Data for this exercise
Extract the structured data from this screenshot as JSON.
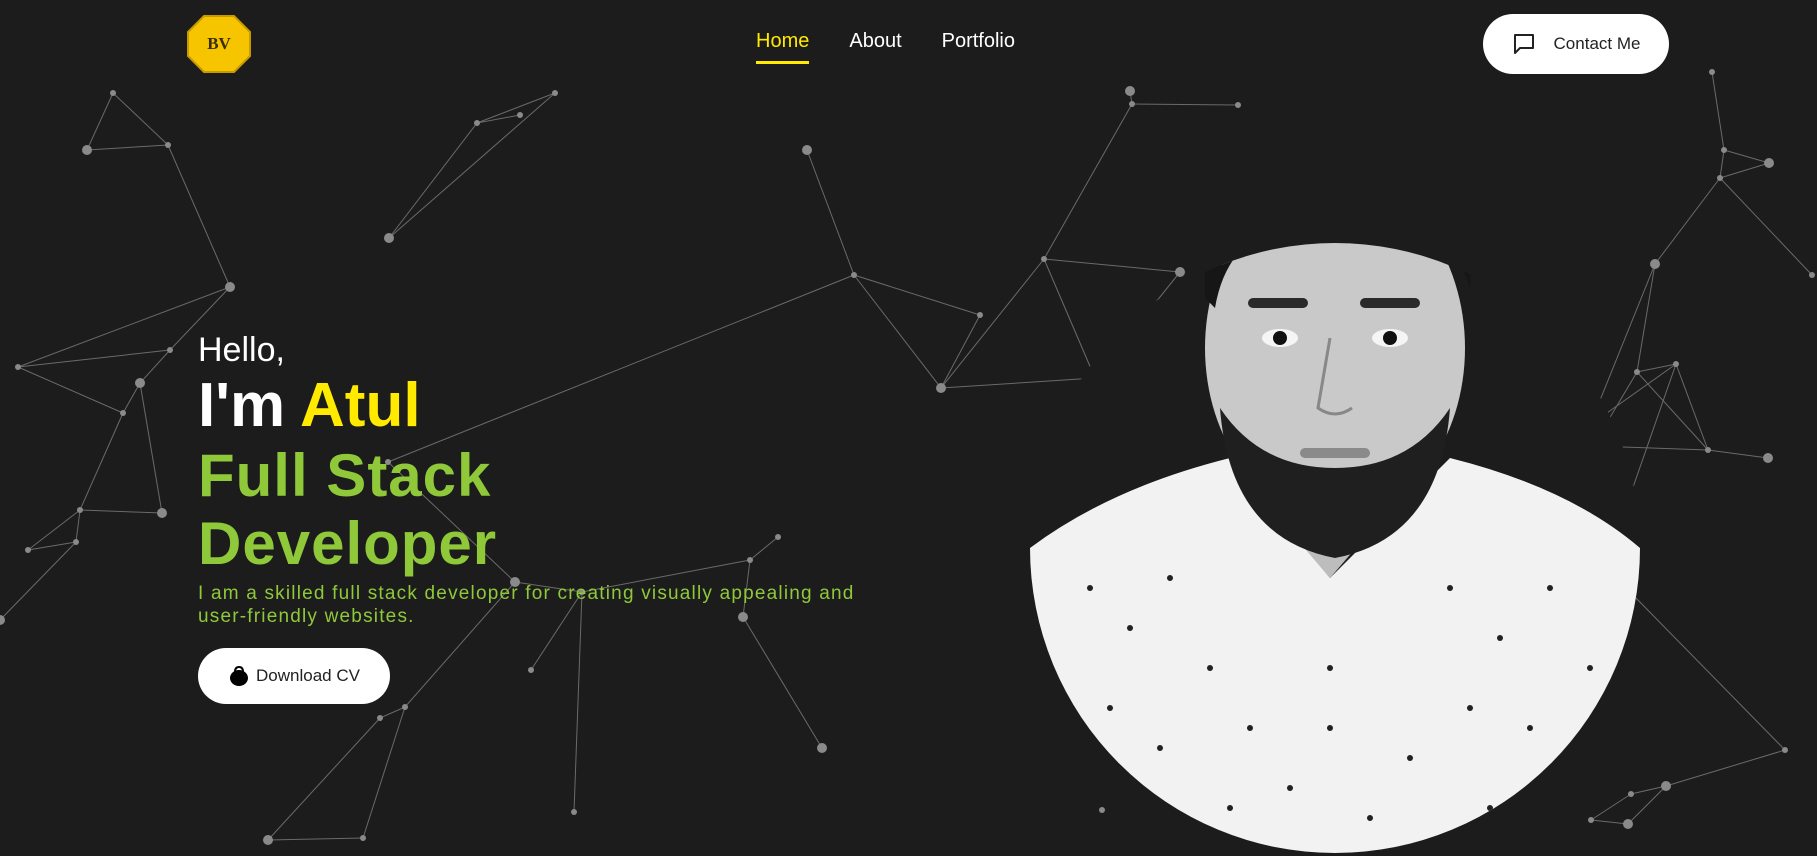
{
  "brand": {
    "logo_text": "BV",
    "accent": "#ffea00",
    "green": "#8fc93a",
    "background": "#1c1c1c"
  },
  "nav": {
    "items": [
      {
        "label": "Home",
        "active": true
      },
      {
        "label": "About",
        "active": false
      },
      {
        "label": "Portfolio",
        "active": false
      }
    ]
  },
  "contact_button": {
    "label": "Contact Me",
    "icon": "chat-icon"
  },
  "hero": {
    "greeting": "Hello,",
    "intro": "I'm ",
    "name": "Atul",
    "role_line1": "Full Stack",
    "role_line2": "Developer",
    "description": "I am a skilled full stack developer for creating visually appealing and user-friendly websites.",
    "cta_label": "Download CV",
    "cta_icon": "bag-icon"
  },
  "portrait": {
    "style": "grayscale"
  }
}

Instructions to follow
Write out the entries above verbatim; the pictures do not belong in your copy.

Task answer
Extract the structured data from this screenshot as JSON.
{
  "brand": {
    "logo_text": "BV",
    "accent": "#ffea00",
    "green": "#8fc93a",
    "background": "#1c1c1c"
  },
  "nav": {
    "items": [
      {
        "label": "Home",
        "active": true
      },
      {
        "label": "About",
        "active": false
      },
      {
        "label": "Portfolio",
        "active": false
      }
    ]
  },
  "contact_button": {
    "label": "Contact Me",
    "icon": "chat-icon"
  },
  "hero": {
    "greeting": "Hello,",
    "intro": "I'm ",
    "name": "Atul",
    "role_line1": "Full Stack",
    "role_line2": "Developer",
    "description": "I am a skilled full stack developer for creating visually appealing and user-friendly websites.",
    "cta_label": "Download CV",
    "cta_icon": "bag-icon"
  },
  "portrait": {
    "style": "grayscale"
  }
}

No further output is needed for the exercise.